** start Entries **

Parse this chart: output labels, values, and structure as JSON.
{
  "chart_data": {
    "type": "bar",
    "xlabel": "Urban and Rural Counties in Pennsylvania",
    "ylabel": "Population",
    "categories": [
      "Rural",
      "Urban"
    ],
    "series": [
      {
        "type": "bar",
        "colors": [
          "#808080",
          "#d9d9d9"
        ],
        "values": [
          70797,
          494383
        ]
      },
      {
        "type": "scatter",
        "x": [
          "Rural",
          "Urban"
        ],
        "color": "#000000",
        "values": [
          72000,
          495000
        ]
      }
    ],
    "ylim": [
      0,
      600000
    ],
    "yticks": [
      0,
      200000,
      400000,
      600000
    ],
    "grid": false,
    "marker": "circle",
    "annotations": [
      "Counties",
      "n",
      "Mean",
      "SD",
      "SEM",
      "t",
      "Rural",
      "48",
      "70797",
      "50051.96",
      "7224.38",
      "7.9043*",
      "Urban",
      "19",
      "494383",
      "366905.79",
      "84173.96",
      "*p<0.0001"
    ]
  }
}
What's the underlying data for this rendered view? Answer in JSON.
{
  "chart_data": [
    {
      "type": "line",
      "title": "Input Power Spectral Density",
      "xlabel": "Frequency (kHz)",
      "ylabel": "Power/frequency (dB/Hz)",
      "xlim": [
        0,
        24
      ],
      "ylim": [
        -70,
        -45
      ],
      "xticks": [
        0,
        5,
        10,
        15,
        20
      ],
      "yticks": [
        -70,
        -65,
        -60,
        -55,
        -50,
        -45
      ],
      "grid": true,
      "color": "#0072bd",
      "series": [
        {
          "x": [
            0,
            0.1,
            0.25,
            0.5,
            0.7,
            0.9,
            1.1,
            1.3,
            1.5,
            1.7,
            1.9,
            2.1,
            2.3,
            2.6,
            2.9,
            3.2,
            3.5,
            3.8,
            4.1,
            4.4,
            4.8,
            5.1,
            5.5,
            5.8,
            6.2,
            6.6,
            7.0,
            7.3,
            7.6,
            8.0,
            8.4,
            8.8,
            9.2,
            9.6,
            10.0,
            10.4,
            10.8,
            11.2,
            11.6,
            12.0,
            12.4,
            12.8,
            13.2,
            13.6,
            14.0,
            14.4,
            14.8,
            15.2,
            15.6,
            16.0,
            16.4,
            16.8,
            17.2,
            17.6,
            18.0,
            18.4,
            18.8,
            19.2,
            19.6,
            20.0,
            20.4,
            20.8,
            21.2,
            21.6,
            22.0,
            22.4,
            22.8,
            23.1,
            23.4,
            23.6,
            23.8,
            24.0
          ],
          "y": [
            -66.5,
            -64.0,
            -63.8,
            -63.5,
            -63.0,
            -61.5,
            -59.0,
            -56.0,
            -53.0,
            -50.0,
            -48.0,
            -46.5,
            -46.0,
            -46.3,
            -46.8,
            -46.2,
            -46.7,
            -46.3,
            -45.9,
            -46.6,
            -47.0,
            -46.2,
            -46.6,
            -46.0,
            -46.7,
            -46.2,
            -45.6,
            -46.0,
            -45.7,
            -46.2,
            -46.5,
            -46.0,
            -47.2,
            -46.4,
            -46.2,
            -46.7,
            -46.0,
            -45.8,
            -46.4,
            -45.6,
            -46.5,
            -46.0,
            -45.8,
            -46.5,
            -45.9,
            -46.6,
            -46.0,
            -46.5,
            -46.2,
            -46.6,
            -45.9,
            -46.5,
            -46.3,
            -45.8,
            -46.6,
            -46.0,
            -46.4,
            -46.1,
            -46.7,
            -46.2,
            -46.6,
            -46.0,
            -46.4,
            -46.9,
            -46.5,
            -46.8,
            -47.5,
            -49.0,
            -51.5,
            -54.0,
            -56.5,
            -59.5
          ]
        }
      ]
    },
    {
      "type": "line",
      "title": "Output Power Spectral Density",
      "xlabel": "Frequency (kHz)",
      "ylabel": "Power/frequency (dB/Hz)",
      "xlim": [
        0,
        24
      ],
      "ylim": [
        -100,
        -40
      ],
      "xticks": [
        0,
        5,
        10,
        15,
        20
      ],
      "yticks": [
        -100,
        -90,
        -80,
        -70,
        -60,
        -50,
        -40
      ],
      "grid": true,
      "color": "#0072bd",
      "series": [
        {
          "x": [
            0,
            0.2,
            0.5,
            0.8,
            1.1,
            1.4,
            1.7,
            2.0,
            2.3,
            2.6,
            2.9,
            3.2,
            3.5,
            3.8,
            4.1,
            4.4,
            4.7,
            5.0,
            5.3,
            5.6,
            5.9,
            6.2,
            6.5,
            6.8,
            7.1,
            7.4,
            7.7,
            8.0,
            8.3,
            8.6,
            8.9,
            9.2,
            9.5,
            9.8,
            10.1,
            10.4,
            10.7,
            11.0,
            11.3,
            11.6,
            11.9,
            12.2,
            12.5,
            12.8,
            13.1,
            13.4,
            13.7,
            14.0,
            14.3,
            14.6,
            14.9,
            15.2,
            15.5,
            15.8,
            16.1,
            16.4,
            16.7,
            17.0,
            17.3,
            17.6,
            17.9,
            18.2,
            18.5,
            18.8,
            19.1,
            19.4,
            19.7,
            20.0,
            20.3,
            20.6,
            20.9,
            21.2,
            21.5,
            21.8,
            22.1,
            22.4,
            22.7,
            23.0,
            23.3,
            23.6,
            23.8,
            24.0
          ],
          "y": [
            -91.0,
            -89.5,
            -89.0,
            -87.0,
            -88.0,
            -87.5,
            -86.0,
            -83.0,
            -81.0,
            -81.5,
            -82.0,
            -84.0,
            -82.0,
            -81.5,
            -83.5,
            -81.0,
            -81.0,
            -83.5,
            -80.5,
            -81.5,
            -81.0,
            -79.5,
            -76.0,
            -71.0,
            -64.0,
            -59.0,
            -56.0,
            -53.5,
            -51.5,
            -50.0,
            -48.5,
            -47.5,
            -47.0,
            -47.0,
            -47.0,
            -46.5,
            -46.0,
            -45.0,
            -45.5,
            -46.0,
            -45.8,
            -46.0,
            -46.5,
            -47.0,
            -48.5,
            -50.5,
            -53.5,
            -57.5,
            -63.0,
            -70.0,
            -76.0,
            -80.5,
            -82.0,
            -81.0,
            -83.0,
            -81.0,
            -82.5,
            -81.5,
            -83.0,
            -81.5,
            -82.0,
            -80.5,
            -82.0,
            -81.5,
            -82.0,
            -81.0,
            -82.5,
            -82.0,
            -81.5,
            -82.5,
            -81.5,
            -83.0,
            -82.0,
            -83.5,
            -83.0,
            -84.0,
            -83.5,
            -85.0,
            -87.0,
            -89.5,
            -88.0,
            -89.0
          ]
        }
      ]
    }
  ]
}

** end Entries **

Recite the full listing above exactly.

Parse this chart: output labels, values, and structure as JSON.
{
  "chart_data": {
    "type": "bar",
    "xlabel": "Urban and Rural Counties in Pennsylvania",
    "ylabel": "Population",
    "categories": [
      "Rural",
      "Urban"
    ],
    "series": [
      {
        "type": "bar",
        "colors": [
          "#808080",
          "#d9d9d9"
        ],
        "values": [
          70797,
          494383
        ]
      },
      {
        "type": "scatter",
        "x": [
          "Rural",
          "Urban"
        ],
        "color": "#000000",
        "values": [
          72000,
          495000
        ]
      }
    ],
    "ylim": [
      0,
      600000
    ],
    "yticks": [
      0,
      200000,
      400000,
      600000
    ],
    "grid": false,
    "marker": "circle",
    "annotations": [
      "Counties",
      "n",
      "Mean",
      "SD",
      "SEM",
      "t",
      "Rural",
      "48",
      "70797",
      "50051.96",
      "7224.38",
      "7.9043*",
      "Urban",
      "19",
      "494383",
      "366905.79",
      "84173.96",
      "*p<0.0001"
    ]
  }
}
What's the underlying data for this rendered view? Answer in JSON.
{
  "chart_data": [
    {
      "type": "line",
      "title": "Input Power Spectral Density",
      "xlabel": "Frequency (kHz)",
      "ylabel": "Power/frequency (dB/Hz)",
      "xlim": [
        0,
        24
      ],
      "ylim": [
        -70,
        -45
      ],
      "xticks": [
        0,
        5,
        10,
        15,
        20
      ],
      "yticks": [
        -70,
        -65,
        -60,
        -55,
        -50,
        -45
      ],
      "grid": true,
      "color": "#0072bd",
      "series": [
        {
          "x": [
            0,
            0.1,
            0.25,
            0.5,
            0.7,
            0.9,
            1.1,
            1.3,
            1.5,
            1.7,
            1.9,
            2.1,
            2.3,
            2.6,
            2.9,
            3.2,
            3.5,
            3.8,
            4.1,
            4.4,
            4.8,
            5.1,
            5.5,
            5.8,
            6.2,
            6.6,
            7.0,
            7.3,
            7.6,
            8.0,
            8.4,
            8.8,
            9.2,
            9.6,
            10.0,
            10.4,
            10.8,
            11.2,
            11.6,
            12.0,
            12.4,
            12.8,
            13.2,
            13.6,
            14.0,
            14.4,
            14.8,
            15.2,
            15.6,
            16.0,
            16.4,
            16.8,
            17.2,
            17.6,
            18.0,
            18.4,
            18.8,
            19.2,
            19.6,
            20.0,
            20.4,
            20.8,
            21.2,
            21.6,
            22.0,
            22.4,
            22.8,
            23.1,
            23.4,
            23.6,
            23.8,
            24.0
          ],
          "y": [
            -66.5,
            -64.0,
            -63.8,
            -63.5,
            -63.0,
            -61.5,
            -59.0,
            -56.0,
            -53.0,
            -50.0,
            -48.0,
            -46.5,
            -46.0,
            -46.3,
            -46.8,
            -46.2,
            -46.7,
            -46.3,
            -45.9,
            -46.6,
            -47.0,
            -46.2,
            -46.6,
            -46.0,
            -46.7,
            -46.2,
            -45.6,
            -46.0,
            -45.7,
            -46.2,
            -46.5,
            -46.0,
            -47.2,
            -46.4,
            -46.2,
            -46.7,
            -46.0,
            -45.8,
            -46.4,
            -45.6,
            -46.5,
            -46.0,
            -45.8,
            -46.5,
            -45.9,
            -46.6,
            -46.0,
            -46.5,
            -46.2,
            -46.6,
            -45.9,
            -46.5,
            -46.3,
            -45.8,
            -46.6,
            -46.0,
            -46.4,
            -46.1,
            -46.7,
            -46.2,
            -46.6,
            -46.0,
            -46.4,
            -46.9,
            -46.5,
            -46.8,
            -47.5,
            -49.0,
            -51.5,
            -54.0,
            -56.5,
            -59.5
          ]
        }
      ]
    },
    {
      "type": "line",
      "title": "Output Power Spectral Density",
      "xlabel": "Frequency (kHz)",
      "ylabel": "Power/frequency (dB/Hz)",
      "xlim": [
        0,
        24
      ],
      "ylim": [
        -100,
        -40
      ],
      "xticks": [
        0,
        5,
        10,
        15,
        20
      ],
      "yticks": [
        -100,
        -90,
        -80,
        -70,
        -60,
        -50,
        -40
      ],
      "grid": true,
      "color": "#0072bd",
      "series": [
        {
          "x": [
            0,
            0.2,
            0.5,
            0.8,
            1.1,
            1.4,
            1.7,
            2.0,
            2.3,
            2.6,
            2.9,
            3.2,
            3.5,
            3.8,
            4.1,
            4.4,
            4.7,
            5.0,
            5.3,
            5.6,
            5.9,
            6.2,
            6.5,
            6.8,
            7.1,
            7.4,
            7.7,
            8.0,
            8.3,
            8.6,
            8.9,
            9.2,
            9.5,
            9.8,
            10.1,
            10.4,
            10.7,
            11.0,
            11.3,
            11.6,
            11.9,
            12.2,
            12.5,
            12.8,
            13.1,
            13.4,
            13.7,
            14.0,
            14.3,
            14.6,
            14.9,
            15.2,
            15.5,
            15.8,
            16.1,
            16.4,
            16.7,
            17.0,
            17.3,
            17.6,
            17.9,
            18.2,
            18.5,
            18.8,
            19.1,
            19.4,
            19.7,
            20.0,
            20.3,
            20.6,
            20.9,
            21.2,
            21.5,
            21.8,
            22.1,
            22.4,
            22.7,
            23.0,
            23.3,
            23.6,
            23.8,
            24.0
          ],
          "y": [
            -91.0,
            -89.5,
            -89.0,
            -87.0,
            -88.0,
            -87.5,
            -86.0,
            -83.0,
            -81.0,
            -81.5,
            -82.0,
            -84.0,
            -82.0,
            -81.5,
            -83.5,
            -81.0,
            -81.0,
            -83.5,
            -80.5,
            -81.5,
            -81.0,
            -79.5,
            -76.0,
            -71.0,
            -64.0,
            -59.0,
            -56.0,
            -53.5,
            -51.5,
            -50.0,
            -48.5,
            -47.5,
            -47.0,
            -47.0,
            -47.0,
            -46.5,
            -46.0,
            -45.0,
            -45.5,
            -46.0,
            -45.8,
            -46.0,
            -46.5,
            -47.0,
            -48.5,
            -50.5,
            -53.5,
            -57.5,
            -63.0,
            -70.0,
            -76.0,
            -80.5,
            -82.0,
            -81.0,
            -83.0,
            -81.0,
            -82.5,
            -81.5,
            -83.0,
            -81.5,
            -82.0,
            -80.5,
            -82.0,
            -81.5,
            -82.0,
            -81.0,
            -82.5,
            -82.0,
            -81.5,
            -82.5,
            -81.5,
            -83.0,
            -82.0,
            -83.5,
            -83.0,
            -84.0,
            -83.5,
            -85.0,
            -87.0,
            -89.5,
            -88.0,
            -89.0
          ]
        }
      ]
    }
  ]
}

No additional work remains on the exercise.